Start Records for processing

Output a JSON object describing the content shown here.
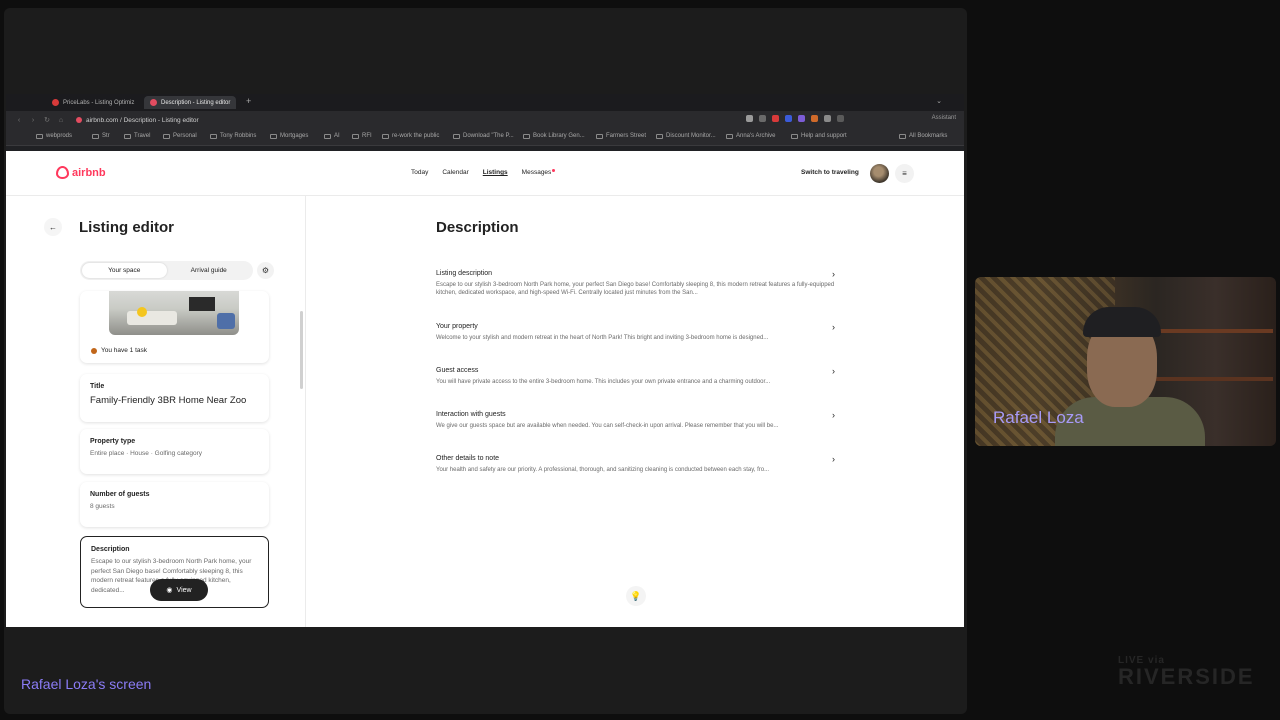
{
  "browser": {
    "tabs": [
      {
        "label": "PriceLabs - Listing Optimiz",
        "active": false
      },
      {
        "label": "Description - Listing editor",
        "active": true
      }
    ],
    "url": "airbnb.com / Description - Listing editor",
    "assistant_label": "Assistant",
    "bookmarks": [
      "webprods",
      "Str",
      "Travel",
      "Personal",
      "Tony Robbins",
      "Mortgages",
      "AI",
      "RFI",
      "re-work the public",
      "Download \"The P...",
      "Book Library Gen...",
      "Farmers Street",
      "Discount Monitor...",
      "Anna's Archive",
      "Help and support",
      "All Bookmarks"
    ]
  },
  "airbnb": {
    "logo_text": "airbnb",
    "nav": {
      "today": "Today",
      "calendar": "Calendar",
      "listings": "Listings",
      "messages": "Messages"
    },
    "switch_label": "Switch to traveling",
    "left": {
      "title": "Listing editor",
      "toggle": {
        "your_space": "Your space",
        "arrival_guide": "Arrival guide"
      },
      "task_text": "You have 1 task",
      "cards": {
        "title": {
          "label": "Title",
          "value": "Family-Friendly 3BR Home Near Zoo"
        },
        "property_type": {
          "label": "Property type",
          "value": "Entire place · House · Golfing category"
        },
        "guests": {
          "label": "Number of guests",
          "value": "8 guests"
        },
        "description": {
          "label": "Description",
          "value": "Escape to our stylish 3-bedroom North Park home, your perfect San Diego base! Comfortably sleeping 8, this modern retreat features a fully-equipped kitchen, dedicated..."
        }
      },
      "view_button": "View"
    },
    "right": {
      "heading": "Description",
      "rows": [
        {
          "label": "Listing description",
          "text": "Escape to our stylish 3-bedroom North Park home, your perfect San Diego base! Comfortably sleeping 8, this modern retreat features a fully-equipped kitchen, dedicated workspace, and high-speed Wi-Fi. Centrally located just minutes from the San..."
        },
        {
          "label": "Your property",
          "text": "Welcome to your stylish and modern retreat in the heart of North Park! This bright and inviting 3-bedroom home is designed..."
        },
        {
          "label": "Guest access",
          "text": "You will have private access to the entire 3-bedroom home. This includes your own private entrance and a charming outdoor..."
        },
        {
          "label": "Interaction with guests",
          "text": "We give our guests space but are available when needed. You can self-check-in upon arrival. Please remember that you will be..."
        },
        {
          "label": "Other details to note",
          "text": "Your health and safety are our priority. A professional, thorough, and sanitizing cleaning is conducted between each stay, fro..."
        }
      ]
    }
  },
  "webcam": {
    "name": "Rafael Loza"
  },
  "screen_caption": "Rafael Loza's screen",
  "watermark": {
    "top": "LIVE via",
    "bottom": "RIVERSIDE"
  },
  "colors": {
    "brand": "#ff385c",
    "caption": "#8b7cf6",
    "task_dot": "#c1661a"
  }
}
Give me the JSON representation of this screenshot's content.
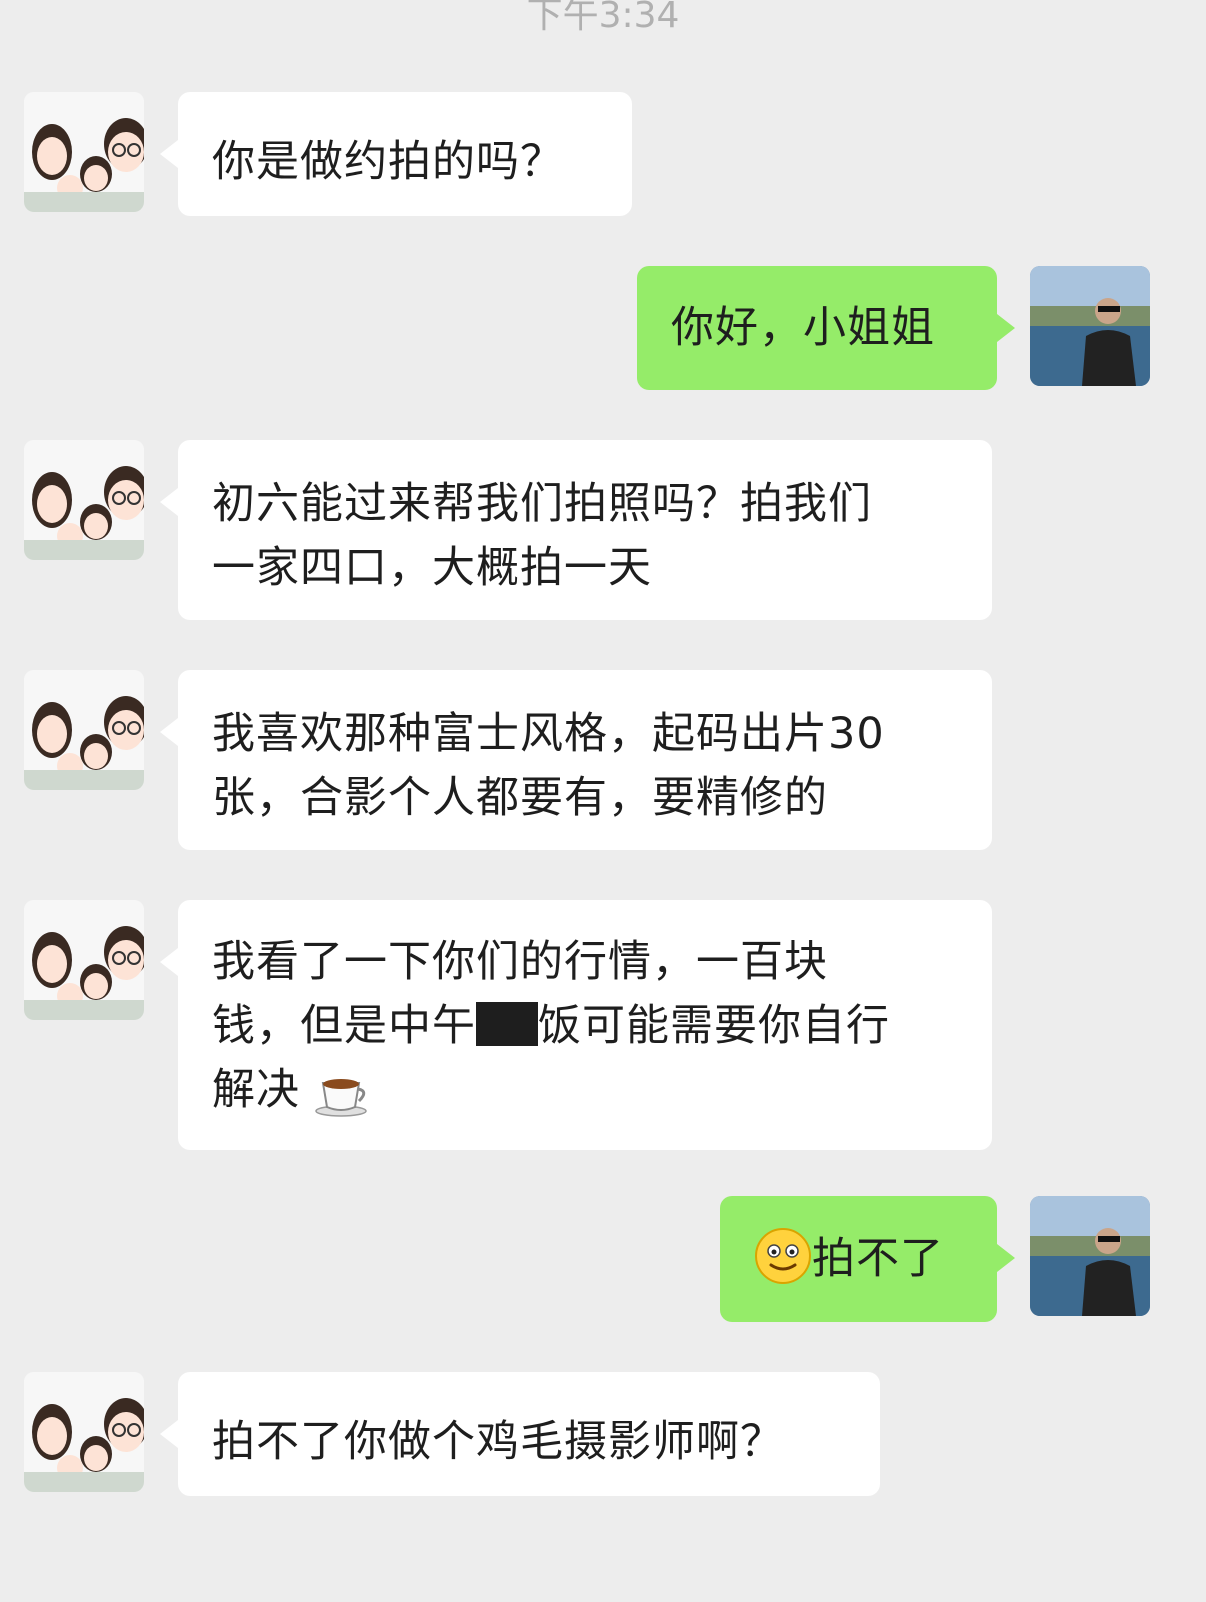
{
  "header": {
    "timestamp": "下午3:34"
  },
  "messages": [
    {
      "sender": "other",
      "text": "你是做约拍的吗？"
    },
    {
      "sender": "me",
      "text": "你好，小姐姐"
    },
    {
      "sender": "other",
      "lines": [
        "初六能过来帮我们拍照吗？拍我们",
        "一家四口，大概拍一天"
      ]
    },
    {
      "sender": "other",
      "lines": [
        "我喜欢那种富士风格，起码出片30",
        "张，合影个人都要有，要精修的"
      ]
    },
    {
      "sender": "other",
      "line1": "我看了一下你们的行情，一百块",
      "line2a": "钱，但是中午",
      "line2b": "饭可能需要你自行",
      "line3": "解决",
      "emoji": "coffee-icon"
    },
    {
      "sender": "me",
      "text": "拍不了",
      "emoji": "smiley-icon"
    },
    {
      "sender": "other",
      "text": "拍不了你做个鸡毛摄影师啊？"
    }
  ],
  "colors": {
    "background": "#ededed",
    "incoming_bubble": "#ffffff",
    "outgoing_bubble": "#95ec69"
  }
}
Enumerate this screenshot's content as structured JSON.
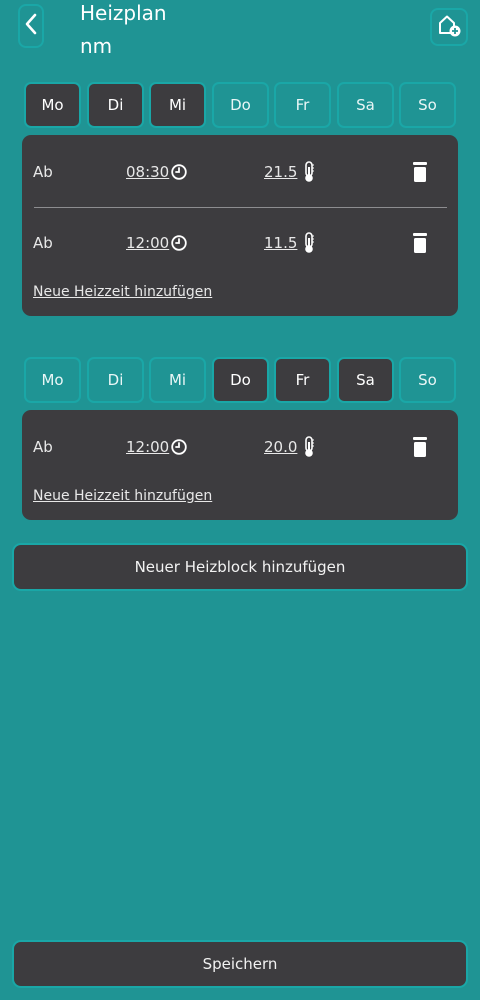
{
  "header": {
    "title": "Heizplan",
    "subtitle": "nm"
  },
  "block1": {
    "days": [
      {
        "label": "Mo",
        "selected": true
      },
      {
        "label": "Di",
        "selected": true
      },
      {
        "label": "Mi",
        "selected": true
      },
      {
        "label": "Do",
        "selected": false
      },
      {
        "label": "Fr",
        "selected": false
      },
      {
        "label": "Sa",
        "selected": false
      },
      {
        "label": "So",
        "selected": false
      }
    ],
    "entries": [
      {
        "prefix": "Ab",
        "time": "08:30",
        "temp": "21.5"
      },
      {
        "prefix": "Ab",
        "time": "12:00",
        "temp": "11.5"
      }
    ],
    "add_label": "Neue Heizzeit hinzufügen"
  },
  "block2": {
    "days": [
      {
        "label": "Mo",
        "selected": false
      },
      {
        "label": "Di",
        "selected": false
      },
      {
        "label": "Mi",
        "selected": false
      },
      {
        "label": "Do",
        "selected": true
      },
      {
        "label": "Fr",
        "selected": true
      },
      {
        "label": "Sa",
        "selected": true
      },
      {
        "label": "So",
        "selected": false
      }
    ],
    "entries": [
      {
        "prefix": "Ab",
        "time": "12:00",
        "temp": "20.0"
      }
    ],
    "add_label": "Neue Heizzeit hinzufügen"
  },
  "add_block_label": "Neuer Heizblock hinzufügen",
  "save_label": "Speichern",
  "icons": {
    "back": "chevron-left-icon",
    "home_add": "home-add-icon",
    "clock": "clock-icon",
    "thermometer": "thermometer-icon",
    "trash": "trash-icon"
  },
  "colors": {
    "background": "#1f9494",
    "card": "#3d3c3f",
    "accent_border": "#1aa7a7",
    "text": "#ffffff"
  }
}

End Records for processing

### Exercise aim:
Pull out every line containing "guests".

### Response below:
        "guests": {
          "label": "Number of guests",
          "value": "8 guests"
          "label": "Interaction with guests",
          "text": "We give our guests space but are available when needed. You can self-check-in upon arrival. Please remember that you will be..."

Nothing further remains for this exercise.